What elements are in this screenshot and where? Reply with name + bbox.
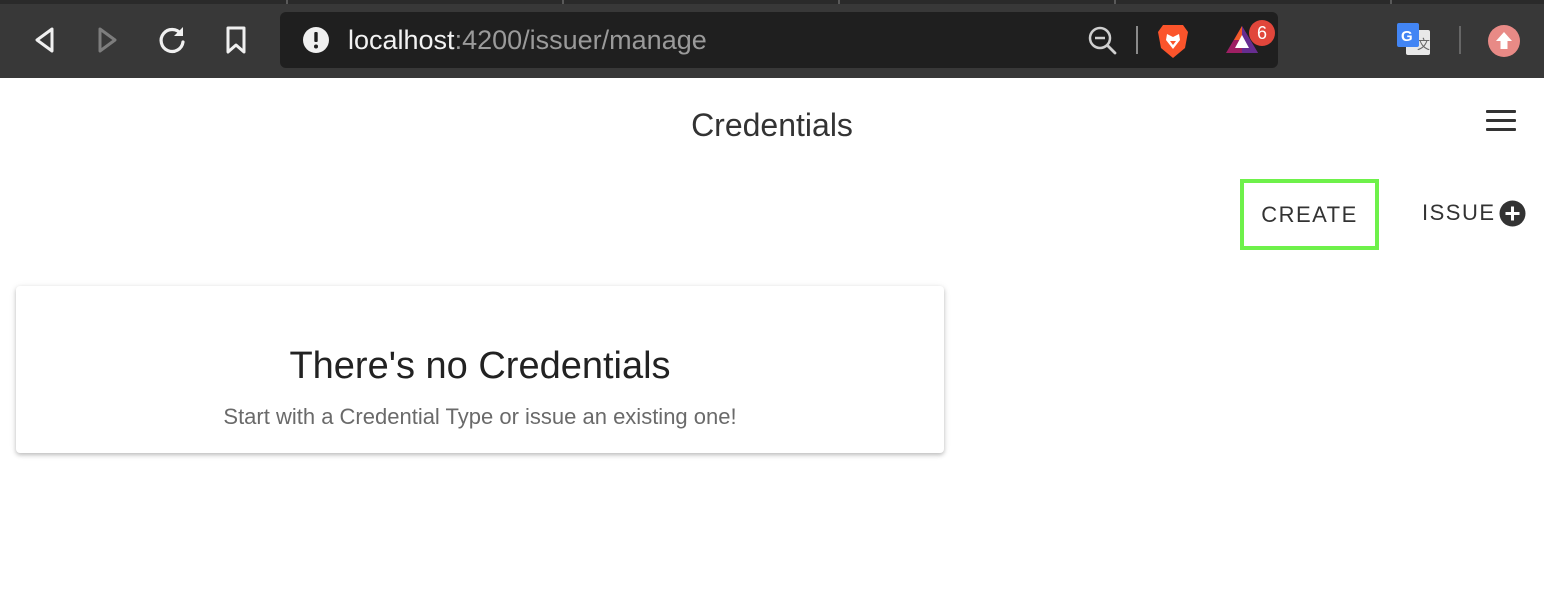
reload-icon [159, 27, 185, 54]
reload-button[interactable] [152, 20, 192, 60]
back-button[interactable] [24, 20, 64, 60]
profile-icon[interactable] [1487, 24, 1521, 58]
menu-bar [1486, 128, 1516, 131]
tab-strip [0, 0, 1544, 4]
url-path: :4200/issuer/manage [454, 25, 707, 55]
tab-separator [838, 0, 840, 4]
browser-toolbar: localhost:4200/issuer/manage 6 文 G [0, 0, 1544, 78]
translate-icon[interactable]: 文 G [1396, 22, 1432, 58]
issue-button-label: ISSUE [1422, 200, 1496, 225]
site-info-icon[interactable] [302, 26, 330, 54]
plus-circle-icon [1499, 200, 1526, 226]
zoom-out-icon[interactable] [1088, 26, 1118, 56]
url-host: localhost [348, 25, 455, 55]
tab-separator [1390, 0, 1392, 4]
forward-icon [98, 27, 117, 53]
create-button-label: CREATE [1261, 201, 1358, 227]
hamburger-menu-icon[interactable] [1486, 110, 1518, 136]
bookmark-icon [226, 26, 246, 54]
toolbar-divider [1459, 26, 1461, 54]
empty-state-title: There's no Credentials [289, 345, 671, 387]
forward-button[interactable] [88, 20, 128, 60]
brave-shields-icon[interactable] [1156, 22, 1190, 60]
tab-separator [286, 0, 288, 4]
bookmark-button[interactable] [216, 20, 256, 60]
address-bar[interactable]: localhost:4200/issuer/manage 6 [280, 12, 1278, 68]
menu-bar [1486, 110, 1516, 113]
menu-bar [1486, 119, 1516, 122]
tab-separator [1114, 0, 1116, 4]
page-title: Credentials [691, 107, 853, 143]
tab-separator [562, 0, 564, 4]
rewards-badge: 6 [1249, 20, 1275, 46]
create-button[interactable]: CREATE [1240, 179, 1379, 250]
url-text[interactable]: localhost:4200/issuer/manage [348, 24, 707, 56]
empty-state-card: There's no Credentials Start with a Cred… [16, 286, 944, 453]
address-bar-divider [1136, 26, 1138, 54]
svg-text:G: G [1401, 28, 1413, 45]
empty-state-subtitle: Start with a Credential Type or issue an… [223, 404, 737, 429]
issue-button[interactable]: ISSUE [1422, 196, 1526, 230]
back-icon [35, 27, 54, 53]
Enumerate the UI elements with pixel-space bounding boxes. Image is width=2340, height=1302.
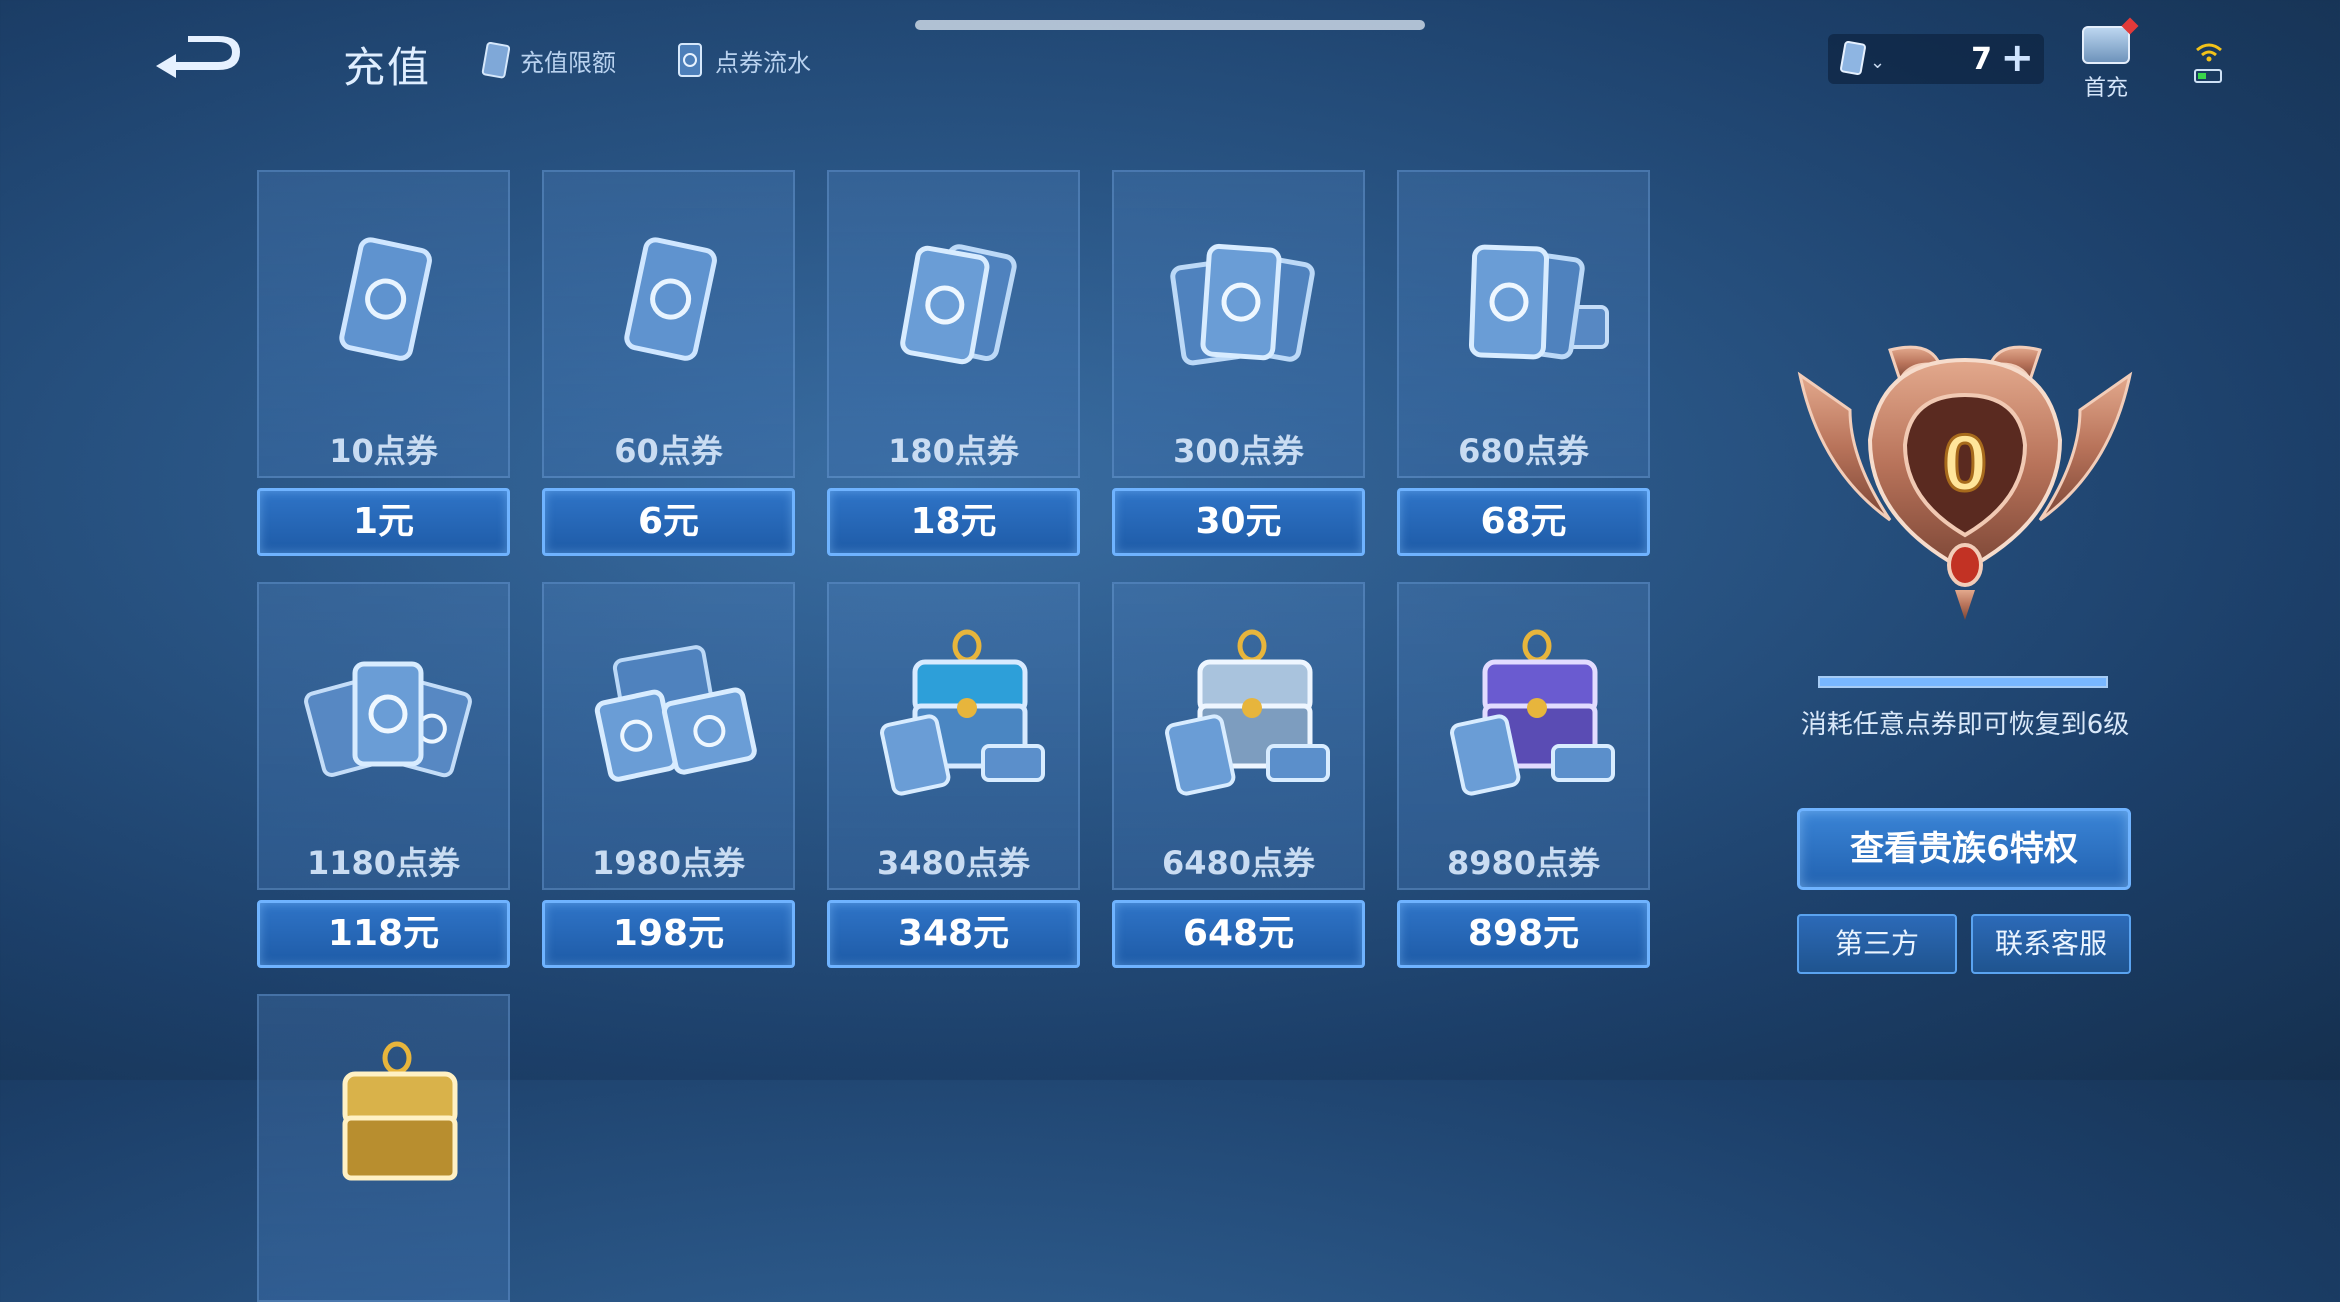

* * * *

§ **DESCRIÇÃO DO EXERCÍCIO**:
Transcreva literalmente todas as linhas dos registros acima, deixando as imagens fora da resposta.

§ **RESPOSTA AO EXERCÍCIO**:
What elements are in this screenshot and where? Reply with name + bbox.
reload-icon [159, 27, 185, 54]
reload-button[interactable] [152, 20, 192, 60]
back-button[interactable] [24, 20, 64, 60]
profile-icon[interactable] [1487, 24, 1521, 58]
menu-bar [1486, 128, 1516, 131]
tab-strip [0, 0, 1544, 4]
url-path: :4200/issuer/manage [454, 25, 707, 55]
tab-separator [838, 0, 840, 4]
browser-toolbar: localhost:4200/issuer/manage 6 文 G [0, 0, 1544, 78]
translate-icon[interactable]: 文 G [1396, 22, 1432, 58]
issue-button-label: ISSUE [1422, 200, 1496, 225]
site-info-icon[interactable] [302, 26, 330, 54]
plus-circle-icon [1499, 200, 1526, 226]
zoom-out-icon[interactable] [1088, 26, 1118, 56]
url-host: localhost [348, 25, 455, 55]
tab-separator [1390, 0, 1392, 4]
forward-icon [98, 27, 117, 53]
create-button-label: CREATE [1261, 201, 1358, 227]
hamburger-menu-icon[interactable] [1486, 110, 1518, 136]
bookmark-icon [226, 26, 246, 54]
toolbar-divider [1459, 26, 1461, 54]
empty-state-title: There's no Credentials [289, 345, 671, 387]
forward-button[interactable] [88, 20, 128, 60]
brave-shields-icon[interactable] [1156, 22, 1190, 60]
tab-separator [286, 0, 288, 4]
bookmark-button[interactable] [216, 20, 256, 60]
address-bar[interactable]: localhost:4200/issuer/manage 6 [280, 12, 1278, 68]
menu-bar [1486, 110, 1516, 113]
menu-bar [1486, 119, 1516, 122]
tab-separator [1114, 0, 1116, 4]
page-title: Credentials [691, 107, 853, 143]
tab-separator [562, 0, 564, 4]
rewards-badge: 6 [1249, 20, 1275, 46]
create-button[interactable]: CREATE [1240, 179, 1379, 250]
url-text[interactable]: localhost:4200/issuer/manage [348, 24, 707, 56]
empty-state-card: There's no Credentials Start with a Cred… [16, 286, 944, 453]
address-bar-divider [1136, 26, 1138, 54]
svg-text:G: G [1401, 28, 1413, 45]
empty-state-subtitle: Start with a Credential Type or issue an… [223, 404, 737, 429]
issue-button[interactable]: ISSUE [1422, 196, 1526, 230]
back-icon [35, 27, 54, 53]
Enumerate the UI elements with pixel-space bounding boxes. Image is width=2340, height=1302.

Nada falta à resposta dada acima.